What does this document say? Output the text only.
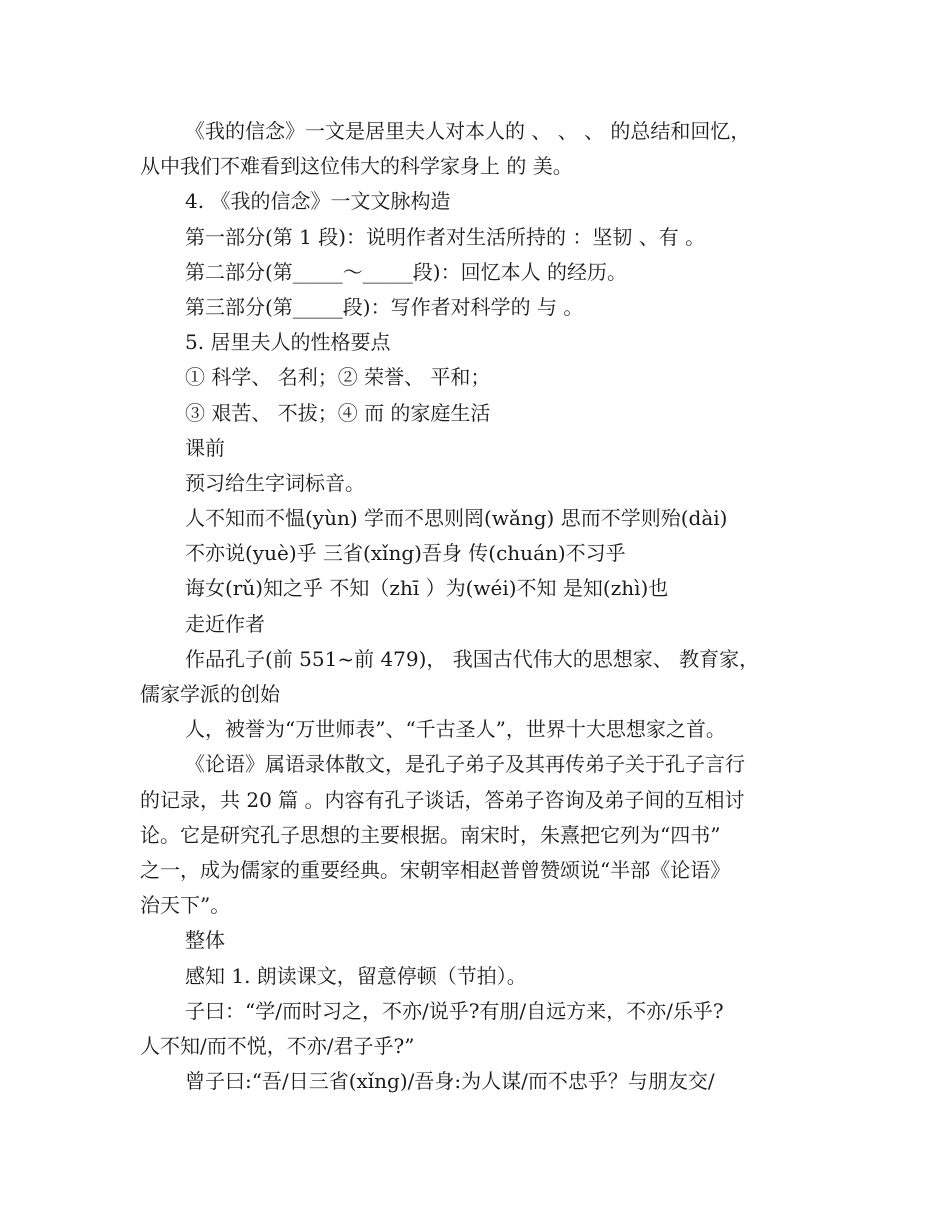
《我的信念》一文是居里夫人对本人的 、 、 、 的总结和回忆，
从中我们不难看到这位伟大的科学家身上 的 美。
4. 《我的信念》一文文脉构造
第一部分(第 1 段)：说明作者对生活所持的 ：坚韧 、有 。
第二部分(第_____～_____段)：回忆本人 的经历。
第三部分(第_____段)：写作者对科学的 与 。
5. 居里夫人的性格要点
① 科学、 名利；② 荣誉、 平和；
③ 艰苦、 不拔；④ 而 的家庭生活
课前
预习给生字词标音。
人不知而不愠(yùn) 学而不思则罔(wǎng) 思而不学则殆(dài)
不亦说(yuè)乎 三省(xǐng)吾身 传(chuán)不习乎
诲女(rǔ)知之乎 不知（zhī ）为(wéi)不知 是知(zhì)也
走近作者
作品孔子(前 551~前 479)， 我国古代伟大的思想家、 教育家，
儒家学派的创始
人，被誉为“万世师表”、“千古圣人”，世界十大思想家之首。
《论语》属语录体散文，是孔子弟子及其再传弟子关于孔子言行
的记录，共 20 篇 。内容有孔子谈话，答弟子咨询及弟子间的互相讨
论。它是研究孔子思想的主要根据。南宋时，朱熹把它列为“四书”
之一，成为儒家的重要经典。宋朝宰相赵普曾赞颂说“半部《论语》
治天下”。
整体
感知 1. 朗读课文，留意停顿（节拍）。
子曰：“学/而时习之，不亦/说乎?有朋/自远方来，不亦/乐乎?
人不知/而不悦，不亦/君子乎?”
曾子曰:“吾/日三省(xǐng)/吾身:为人谋/而不忠乎？与朋友交/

#####

Write out the entries above verbatim; the pictures do not belong in your copy.

- _Reply to the exercise_
What does this document say? Output the text only.
《我的信念》一文是居里夫人对本人的 、 、 、 的总结和回忆，
从中我们不难看到这位伟大的科学家身上 的 美。
4. 《我的信念》一文文脉构造
第一部分(第 1 段)：说明作者对生活所持的 ：坚韧 、有 。
第二部分(第_____～_____段)：回忆本人 的经历。
第三部分(第_____段)：写作者对科学的 与 。
5. 居里夫人的性格要点
① 科学、 名利；② 荣誉、 平和；
③ 艰苦、 不拔；④ 而 的家庭生活
课前
预习给生字词标音。
人不知而不愠(yùn) 学而不思则罔(wǎng) 思而不学则殆(dài)
不亦说(yuè)乎 三省(xǐng)吾身 传(chuán)不习乎
诲女(rǔ)知之乎 不知（zhī ）为(wéi)不知 是知(zhì)也
走近作者
作品孔子(前 551~前 479)， 我国古代伟大的思想家、 教育家，
儒家学派的创始
人，被誉为“万世师表”、“千古圣人”，世界十大思想家之首。
《论语》属语录体散文，是孔子弟子及其再传弟子关于孔子言行
的记录，共 20 篇 。内容有孔子谈话，答弟子咨询及弟子间的互相讨
论。它是研究孔子思想的主要根据。南宋时，朱熹把它列为“四书”
之一，成为儒家的重要经典。宋朝宰相赵普曾赞颂说“半部《论语》
治天下”。
整体
感知 1. 朗读课文，留意停顿（节拍）。
子曰：“学/而时习之，不亦/说乎?有朋/自远方来，不亦/乐乎?
人不知/而不悦，不亦/君子乎?”
曾子曰:“吾/日三省(xǐng)/吾身:为人谋/而不忠乎？与朋友交/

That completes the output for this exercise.